◆ Given task: Find how many lines in the material contain "values"; your answer should be that number alone.

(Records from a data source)
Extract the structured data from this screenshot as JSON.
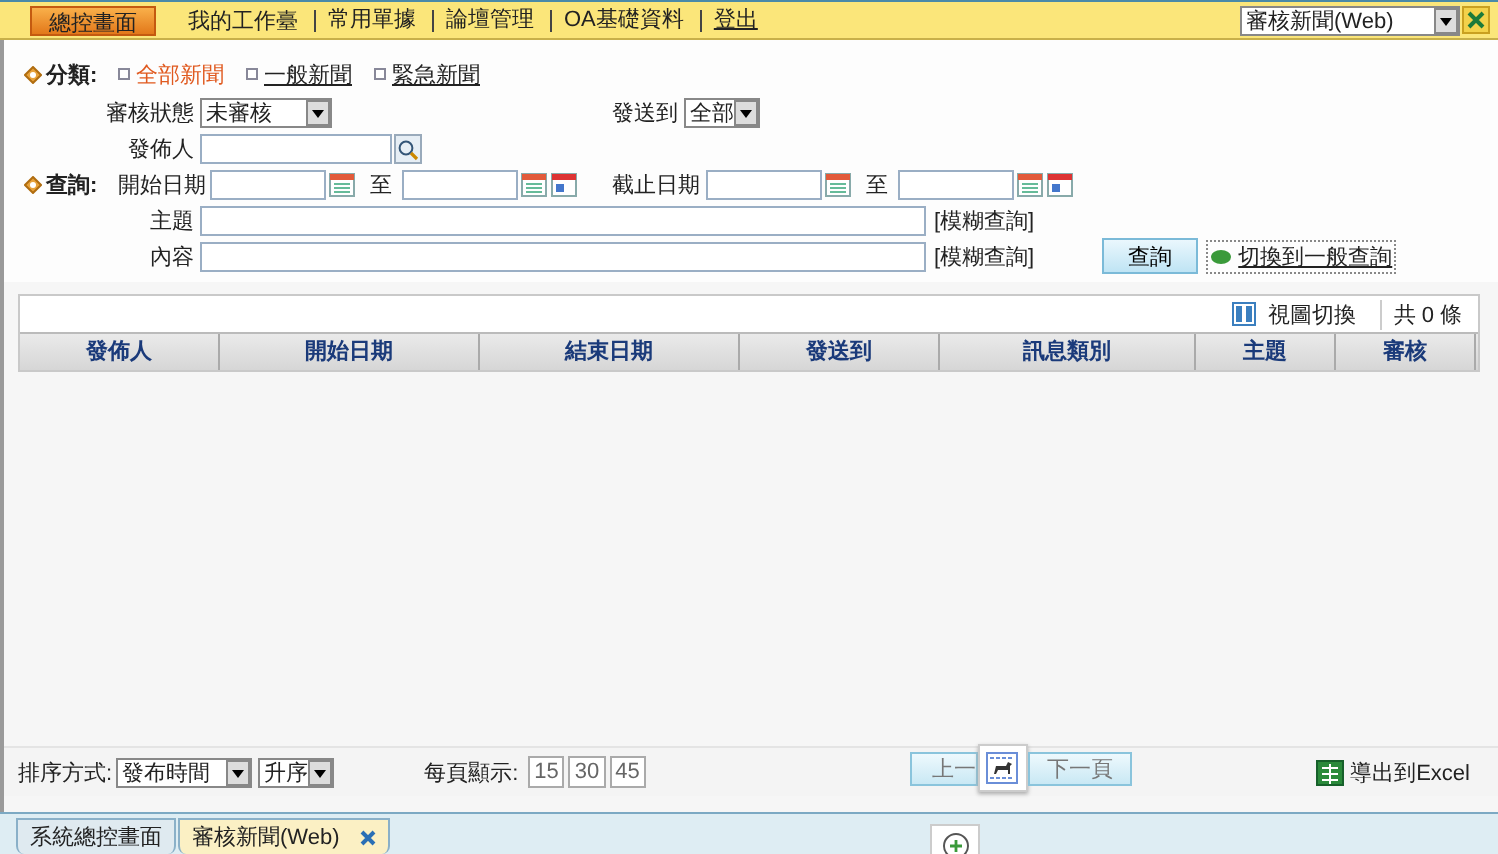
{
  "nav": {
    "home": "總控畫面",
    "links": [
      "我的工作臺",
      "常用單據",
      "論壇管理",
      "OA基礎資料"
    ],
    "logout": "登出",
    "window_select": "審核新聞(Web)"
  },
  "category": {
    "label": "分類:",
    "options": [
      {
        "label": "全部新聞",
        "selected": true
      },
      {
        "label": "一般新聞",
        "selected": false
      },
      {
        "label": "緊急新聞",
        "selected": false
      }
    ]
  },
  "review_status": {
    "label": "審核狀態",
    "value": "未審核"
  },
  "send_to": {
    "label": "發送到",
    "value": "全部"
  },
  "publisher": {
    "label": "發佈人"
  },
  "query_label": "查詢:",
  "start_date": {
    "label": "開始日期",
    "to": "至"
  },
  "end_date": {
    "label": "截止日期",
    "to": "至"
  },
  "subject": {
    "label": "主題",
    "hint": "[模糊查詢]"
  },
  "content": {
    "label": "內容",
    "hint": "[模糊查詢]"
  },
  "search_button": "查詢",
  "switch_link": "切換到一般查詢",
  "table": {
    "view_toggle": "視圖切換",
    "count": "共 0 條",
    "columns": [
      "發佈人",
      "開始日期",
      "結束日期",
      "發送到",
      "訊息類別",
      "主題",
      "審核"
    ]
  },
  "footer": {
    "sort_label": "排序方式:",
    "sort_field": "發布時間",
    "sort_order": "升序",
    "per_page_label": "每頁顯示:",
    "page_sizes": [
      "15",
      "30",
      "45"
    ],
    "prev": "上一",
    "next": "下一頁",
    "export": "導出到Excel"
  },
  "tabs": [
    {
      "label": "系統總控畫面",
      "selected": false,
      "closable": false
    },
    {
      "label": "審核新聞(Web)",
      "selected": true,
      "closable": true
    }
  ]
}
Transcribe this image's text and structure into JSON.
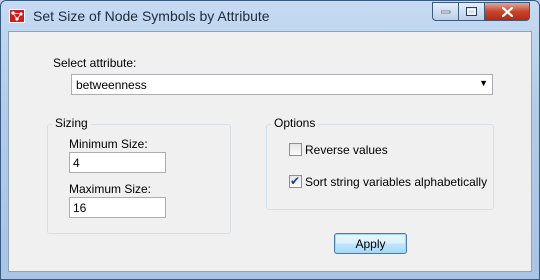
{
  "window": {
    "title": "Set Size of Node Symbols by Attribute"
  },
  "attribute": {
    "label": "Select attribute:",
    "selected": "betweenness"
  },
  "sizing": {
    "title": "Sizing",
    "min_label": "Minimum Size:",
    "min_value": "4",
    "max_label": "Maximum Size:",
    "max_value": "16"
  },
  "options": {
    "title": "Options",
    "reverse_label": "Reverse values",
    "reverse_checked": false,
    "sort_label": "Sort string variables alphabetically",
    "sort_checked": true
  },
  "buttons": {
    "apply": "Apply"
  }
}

--

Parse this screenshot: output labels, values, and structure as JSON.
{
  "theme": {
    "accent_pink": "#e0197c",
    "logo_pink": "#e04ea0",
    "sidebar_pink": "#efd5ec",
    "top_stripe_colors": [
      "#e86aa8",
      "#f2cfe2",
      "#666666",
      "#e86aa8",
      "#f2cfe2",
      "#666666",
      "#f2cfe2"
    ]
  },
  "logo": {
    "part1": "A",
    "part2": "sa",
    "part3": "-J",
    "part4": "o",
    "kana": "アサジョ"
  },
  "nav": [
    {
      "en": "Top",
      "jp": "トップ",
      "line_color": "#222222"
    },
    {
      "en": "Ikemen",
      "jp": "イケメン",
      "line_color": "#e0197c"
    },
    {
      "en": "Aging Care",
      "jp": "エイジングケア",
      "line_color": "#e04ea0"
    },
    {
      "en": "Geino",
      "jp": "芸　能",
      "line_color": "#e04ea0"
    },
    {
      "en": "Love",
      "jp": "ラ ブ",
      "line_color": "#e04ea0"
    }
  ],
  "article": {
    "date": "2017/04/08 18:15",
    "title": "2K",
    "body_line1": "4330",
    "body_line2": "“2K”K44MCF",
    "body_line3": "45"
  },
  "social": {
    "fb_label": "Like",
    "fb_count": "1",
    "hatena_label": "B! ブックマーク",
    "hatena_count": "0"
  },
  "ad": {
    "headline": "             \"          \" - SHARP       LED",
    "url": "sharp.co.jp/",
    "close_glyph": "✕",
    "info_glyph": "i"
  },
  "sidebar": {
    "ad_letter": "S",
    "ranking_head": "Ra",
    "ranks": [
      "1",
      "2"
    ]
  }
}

◆ Expected answer: 2